**Instructions for the task**
Print every entry, word for word, and skip the images.

**Entries provided**
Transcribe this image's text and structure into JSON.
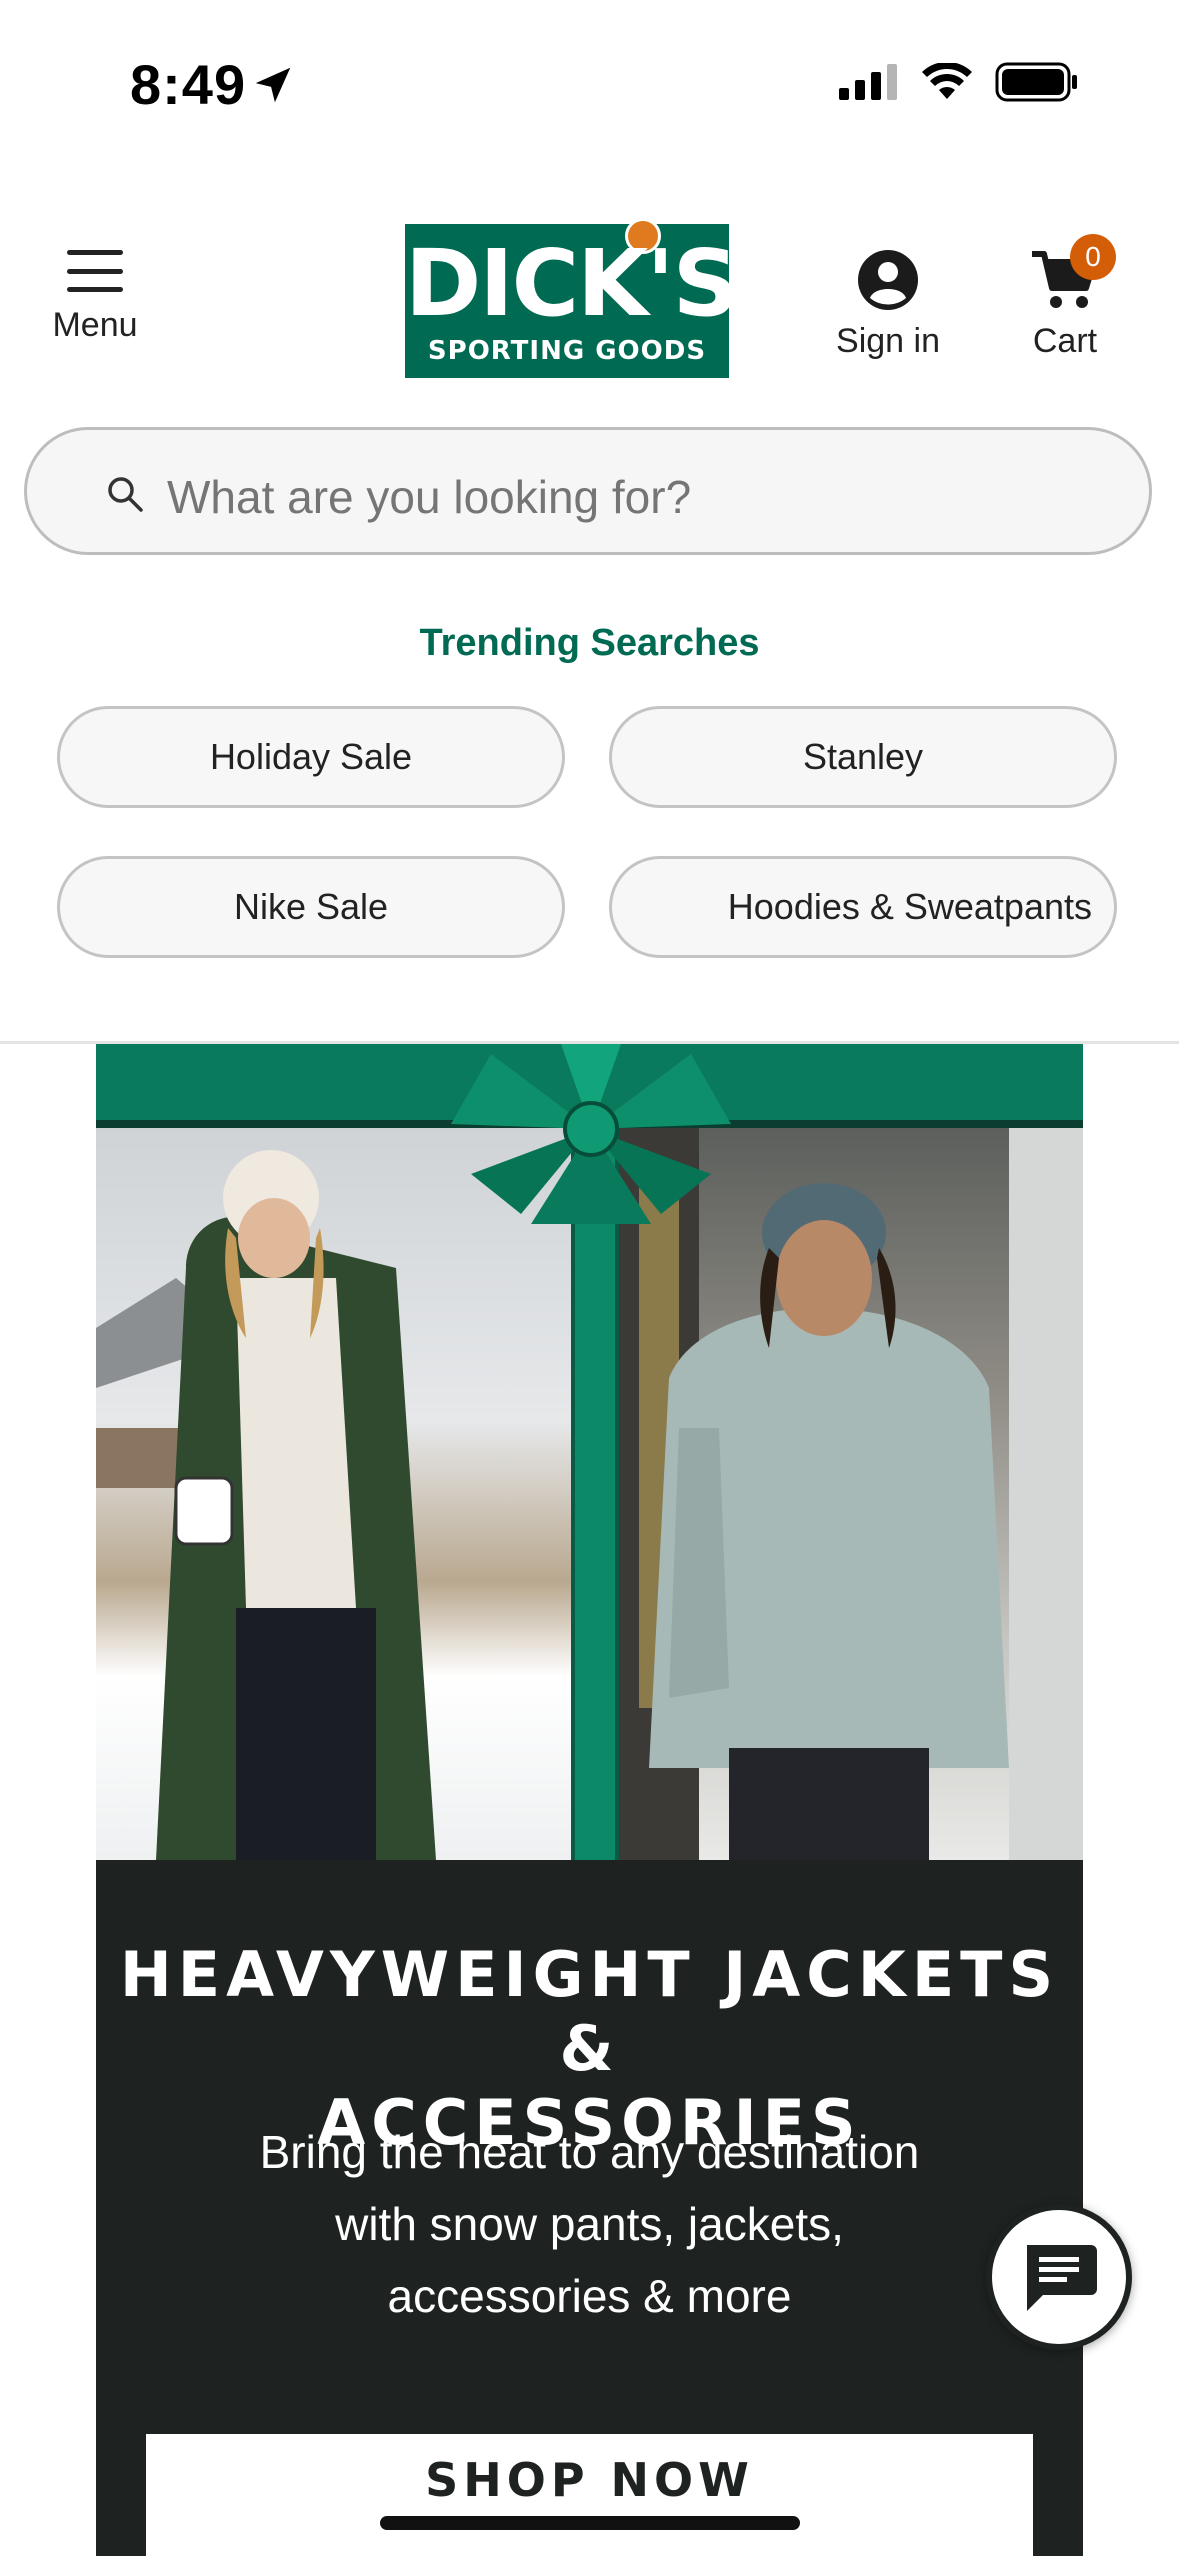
{
  "status_bar": {
    "time": "8:49"
  },
  "header": {
    "menu_label": "Menu",
    "logo_main": "DICK'S",
    "logo_sub": "SPORTING GOODS",
    "signin_label": "Sign in",
    "cart_label": "Cart",
    "cart_count": "0"
  },
  "search": {
    "placeholder": "What are you looking for?"
  },
  "trending": {
    "title": "Trending Searches",
    "items": [
      "Holiday Sale",
      "Stanley",
      "Nike Sale",
      "Hoodies & Sweatpants"
    ]
  },
  "banner": {
    "headline_1": "HEAVYWEIGHT JACKETS &",
    "headline_2": "ACCESSORIES",
    "sub_1": "Bring the heat to any destination",
    "sub_2": "with snow pants, jackets,",
    "sub_3": "accessories & more",
    "cta": "SHOP NOW"
  },
  "colors": {
    "brand_green": "#006b52",
    "cart_badge": "#d45d08",
    "banner_bg": "#1e2322"
  }
}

**The result**
Transcribe this image's text and structure into JSON.
{
  "status_bar": {
    "time": "8:49"
  },
  "header": {
    "menu_label": "Menu",
    "logo_main": "DICK'S",
    "logo_sub": "SPORTING GOODS",
    "signin_label": "Sign in",
    "cart_label": "Cart",
    "cart_count": "0"
  },
  "search": {
    "placeholder": "What are you looking for?"
  },
  "trending": {
    "title": "Trending Searches",
    "items": [
      "Holiday Sale",
      "Stanley",
      "Nike Sale",
      "Hoodies & Sweatpants"
    ]
  },
  "banner": {
    "headline_1": "HEAVYWEIGHT JACKETS &",
    "headline_2": "ACCESSORIES",
    "sub_1": "Bring the heat to any destination",
    "sub_2": "with snow pants, jackets,",
    "sub_3": "accessories & more",
    "cta": "SHOP NOW"
  },
  "colors": {
    "brand_green": "#006b52",
    "cart_badge": "#d45d08",
    "banner_bg": "#1e2322"
  }
}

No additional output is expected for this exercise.